Find how many lines in the data below mention "page". Give the number only.

++++++

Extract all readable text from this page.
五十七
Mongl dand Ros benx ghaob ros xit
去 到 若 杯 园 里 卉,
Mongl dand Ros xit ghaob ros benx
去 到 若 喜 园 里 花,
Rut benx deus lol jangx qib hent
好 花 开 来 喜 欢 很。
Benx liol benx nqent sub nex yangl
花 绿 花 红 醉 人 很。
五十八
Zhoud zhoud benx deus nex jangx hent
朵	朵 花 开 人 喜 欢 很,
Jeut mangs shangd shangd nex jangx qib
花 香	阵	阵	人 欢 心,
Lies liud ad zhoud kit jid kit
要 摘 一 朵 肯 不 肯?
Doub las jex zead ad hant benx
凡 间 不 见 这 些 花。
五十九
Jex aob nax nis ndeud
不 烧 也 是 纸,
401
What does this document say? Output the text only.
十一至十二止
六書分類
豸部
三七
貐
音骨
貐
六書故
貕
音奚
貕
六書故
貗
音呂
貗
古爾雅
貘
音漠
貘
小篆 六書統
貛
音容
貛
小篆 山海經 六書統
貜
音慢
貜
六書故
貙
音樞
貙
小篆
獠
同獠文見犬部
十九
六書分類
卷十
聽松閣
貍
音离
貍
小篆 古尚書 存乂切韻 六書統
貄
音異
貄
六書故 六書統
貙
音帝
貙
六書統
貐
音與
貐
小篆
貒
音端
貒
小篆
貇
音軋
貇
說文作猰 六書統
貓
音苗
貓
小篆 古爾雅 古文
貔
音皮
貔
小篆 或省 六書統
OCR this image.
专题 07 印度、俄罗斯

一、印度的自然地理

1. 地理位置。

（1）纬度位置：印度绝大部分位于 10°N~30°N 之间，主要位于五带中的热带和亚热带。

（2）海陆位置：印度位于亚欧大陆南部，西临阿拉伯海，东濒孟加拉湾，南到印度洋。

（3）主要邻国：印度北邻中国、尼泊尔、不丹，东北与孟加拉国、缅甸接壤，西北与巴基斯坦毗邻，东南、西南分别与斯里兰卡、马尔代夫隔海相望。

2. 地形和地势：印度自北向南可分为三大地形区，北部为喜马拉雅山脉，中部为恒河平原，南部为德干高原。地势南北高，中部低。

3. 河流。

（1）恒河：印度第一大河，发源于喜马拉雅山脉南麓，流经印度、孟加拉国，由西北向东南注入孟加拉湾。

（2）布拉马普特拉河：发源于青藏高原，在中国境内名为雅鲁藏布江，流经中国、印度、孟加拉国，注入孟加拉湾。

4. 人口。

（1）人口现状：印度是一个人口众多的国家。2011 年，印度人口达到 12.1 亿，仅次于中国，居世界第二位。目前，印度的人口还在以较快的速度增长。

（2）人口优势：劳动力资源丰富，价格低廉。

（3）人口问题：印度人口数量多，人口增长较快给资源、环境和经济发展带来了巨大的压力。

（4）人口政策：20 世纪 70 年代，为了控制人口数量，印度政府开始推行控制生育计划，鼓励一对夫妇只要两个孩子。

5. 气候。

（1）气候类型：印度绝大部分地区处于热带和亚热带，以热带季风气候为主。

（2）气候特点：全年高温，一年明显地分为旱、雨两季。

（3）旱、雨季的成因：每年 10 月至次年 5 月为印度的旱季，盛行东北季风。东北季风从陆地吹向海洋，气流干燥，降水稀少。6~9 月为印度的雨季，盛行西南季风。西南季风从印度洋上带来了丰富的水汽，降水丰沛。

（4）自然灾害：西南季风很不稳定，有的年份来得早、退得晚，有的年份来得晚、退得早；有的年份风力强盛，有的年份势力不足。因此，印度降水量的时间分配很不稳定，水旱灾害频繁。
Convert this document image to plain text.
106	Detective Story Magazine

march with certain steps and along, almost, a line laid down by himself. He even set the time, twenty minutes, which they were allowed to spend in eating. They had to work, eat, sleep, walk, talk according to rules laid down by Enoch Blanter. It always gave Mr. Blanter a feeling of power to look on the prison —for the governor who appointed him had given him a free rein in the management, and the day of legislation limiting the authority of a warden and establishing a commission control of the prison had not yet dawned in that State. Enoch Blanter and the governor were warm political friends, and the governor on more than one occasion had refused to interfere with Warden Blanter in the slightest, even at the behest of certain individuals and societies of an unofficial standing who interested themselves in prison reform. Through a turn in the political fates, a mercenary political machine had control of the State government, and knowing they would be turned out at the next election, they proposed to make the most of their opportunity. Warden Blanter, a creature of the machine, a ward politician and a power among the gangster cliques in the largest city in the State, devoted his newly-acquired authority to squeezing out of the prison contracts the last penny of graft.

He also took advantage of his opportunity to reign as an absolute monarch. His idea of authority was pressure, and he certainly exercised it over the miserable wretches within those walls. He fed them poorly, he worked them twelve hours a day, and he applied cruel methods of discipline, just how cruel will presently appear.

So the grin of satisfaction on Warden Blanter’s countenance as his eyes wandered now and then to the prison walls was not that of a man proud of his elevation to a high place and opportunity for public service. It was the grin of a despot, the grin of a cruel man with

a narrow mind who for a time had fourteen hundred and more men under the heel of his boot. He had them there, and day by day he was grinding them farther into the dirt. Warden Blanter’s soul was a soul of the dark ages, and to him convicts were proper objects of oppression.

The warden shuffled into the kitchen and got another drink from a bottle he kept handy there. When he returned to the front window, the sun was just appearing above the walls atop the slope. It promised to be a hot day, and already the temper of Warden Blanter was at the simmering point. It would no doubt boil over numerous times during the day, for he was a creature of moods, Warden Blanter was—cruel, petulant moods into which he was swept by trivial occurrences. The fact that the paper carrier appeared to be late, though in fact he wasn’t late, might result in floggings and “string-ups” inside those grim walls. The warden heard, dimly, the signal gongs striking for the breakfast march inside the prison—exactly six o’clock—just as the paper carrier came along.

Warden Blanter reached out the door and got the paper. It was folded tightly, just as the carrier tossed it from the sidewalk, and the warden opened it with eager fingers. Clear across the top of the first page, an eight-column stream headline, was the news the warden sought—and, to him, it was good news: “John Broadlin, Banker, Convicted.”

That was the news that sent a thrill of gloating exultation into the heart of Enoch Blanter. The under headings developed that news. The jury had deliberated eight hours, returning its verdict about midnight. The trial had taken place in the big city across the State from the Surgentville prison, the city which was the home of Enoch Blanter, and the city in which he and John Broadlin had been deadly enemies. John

++++++

*RESULT FOR THIS TASK*
2